═══ Records to process
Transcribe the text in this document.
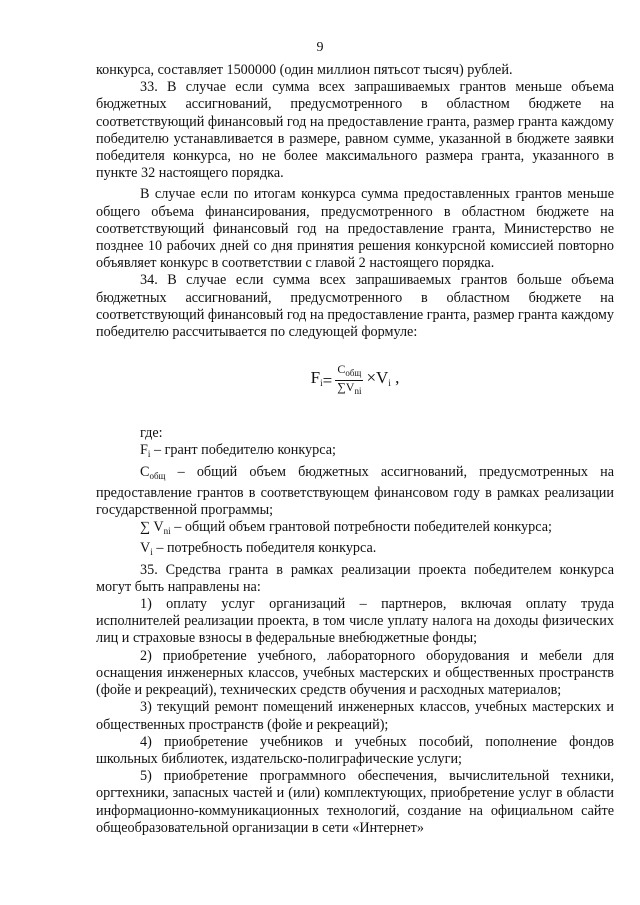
9

конкурса, составляет 1500000 (один миллион пятьсот тысяч) рублей.

33. В случае если сумма всех запрашиваемых грантов меньше объема бюджетных ассигнований, предусмотренного в областном бюджете на соответствующий финансовый год на предоставление гранта, размер гранта каждому победителю устанавливается в размере, равном сумме, указанной в бюджете заявки победителя конкурса, но не более максимального размера гранта, указанного в пункте 32 настоящего порядка.

В случае если по итогам конкурса сумма предоставленных грантов меньше общего объема финансирования, предусмотренного в областном бюджете на соответствующий финансовый год на предоставление гранта, Министерство не позднее 10 рабочих дней со дня принятия решения конкурсной комиссией повторно объявляет конкурс в соответствии с главой 2 настоящего порядка.

34. В случае если сумма всех запрашиваемых грантов больше объема бюджетных ассигнований, предусмотренного в областном бюджете на соответствующий финансовый год на предоставление гранта, размер гранта каждому победителю рассчитывается по следующей формуле:

$F_i = \frac{C_{общ}}{\sum V_{ni}} \times V_i$ ,

где:

$F_i$ – грант победителю конкурса;

$C_{общ}$ – общий объем бюджетных ассигнований, предусмотренных на предоставление грантов в соответствующем финансовом году в рамках реализации государственной программы;

∑ $V_{ni}$ – общий объем грантовой потребности победителей конкурса;

$V_i$ – потребность победителя конкурса.

35. Средства гранта в рамках реализации проекта победителем конкурса могут быть направлены на:

1) оплату услуг организаций – партнеров, включая оплату труда исполнителей реализации проекта, в том числе уплату налога на доходы физических лиц и страховые взносы в федеральные внебюджетные фонды;

2) приобретение учебного, лабораторного оборудования и мебели для оснащения инженерных классов, учебных мастерских и общественных пространств (фойе и рекреаций), технических средств обучения и расходных материалов;

3) текущий ремонт помещений инженерных классов, учебных мастерских и общественных пространств (фойе и рекреаций);

4) приобретение учебников и учебных пособий, пополнение фондов школьных библиотек, издательско-полиграфические услуги;

5) приобретение программного обеспечения, вычислительной техники, оргтехники, запасных частей и (или) комплектующих, приобретение услуг в области информационно-коммуникационных технологий, создание на официальном сайте общеобразовательной организации в сети «Интернет»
══════
* _What the task asks_: Pictures appear in the records above. Output everything except them, exactly.

* _Solution_:
Transcribe the text in this document.
9

конкурса, составляет 1500000 (один миллион пятьсот тысяч) рублей.

33. В случае если сумма всех запрашиваемых грантов меньше объема бюджетных ассигнований, предусмотренного в областном бюджете на соответствующий финансовый год на предоставление гранта, размер гранта каждому победителю устанавливается в размере, равном сумме, указанной в бюджете заявки победителя конкурса, но не более максимального размера гранта, указанного в пункте 32 настоящего порядка.

В случае если по итогам конкурса сумма предоставленных грантов меньше общего объема финансирования, предусмотренного в областном бюджете на соответствующий финансовый год на предоставление гранта, Министерство не позднее 10 рабочих дней со дня принятия решения конкурсной комиссией повторно объявляет конкурс в соответствии с главой 2 настоящего порядка.

34. В случае если сумма всех запрашиваемых грантов больше объема бюджетных ассигнований, предусмотренного в областном бюджете на соответствующий финансовый год на предоставление гранта, размер гранта каждому победителю рассчитывается по следующей формуле:

$F_i = \frac{C_{общ}}{\sum V_{ni}} \times V_i$ ,

где:

$F_i$ – грант победителю конкурса;

$C_{общ}$ – общий объем бюджетных ассигнований, предусмотренных на предоставление грантов в соответствующем финансовом году в рамках реализации государственной программы;

∑ $V_{ni}$ – общий объем грантовой потребности победителей конкурса;

$V_i$ – потребность победителя конкурса.

35. Средства гранта в рамках реализации проекта победителем конкурса могут быть направлены на:

1) оплату услуг организаций – партнеров, включая оплату труда исполнителей реализации проекта, в том числе уплату налога на доходы физических лиц и страховые взносы в федеральные внебюджетные фонды;

2) приобретение учебного, лабораторного оборудования и мебели для оснащения инженерных классов, учебных мастерских и общественных пространств (фойе и рекреаций), технических средств обучения и расходных материалов;

3) текущий ремонт помещений инженерных классов, учебных мастерских и общественных пространств (фойе и рекреаций);

4) приобретение учебников и учебных пособий, пополнение фондов школьных библиотек, издательско-полиграфические услуги;

5) приобретение программного обеспечения, вычислительной техники, оргтехники, запасных частей и (или) комплектующих, приобретение услуг в области информационно-коммуникационных технологий, создание на официальном сайте общеобразовательной организации в сети «Интернет»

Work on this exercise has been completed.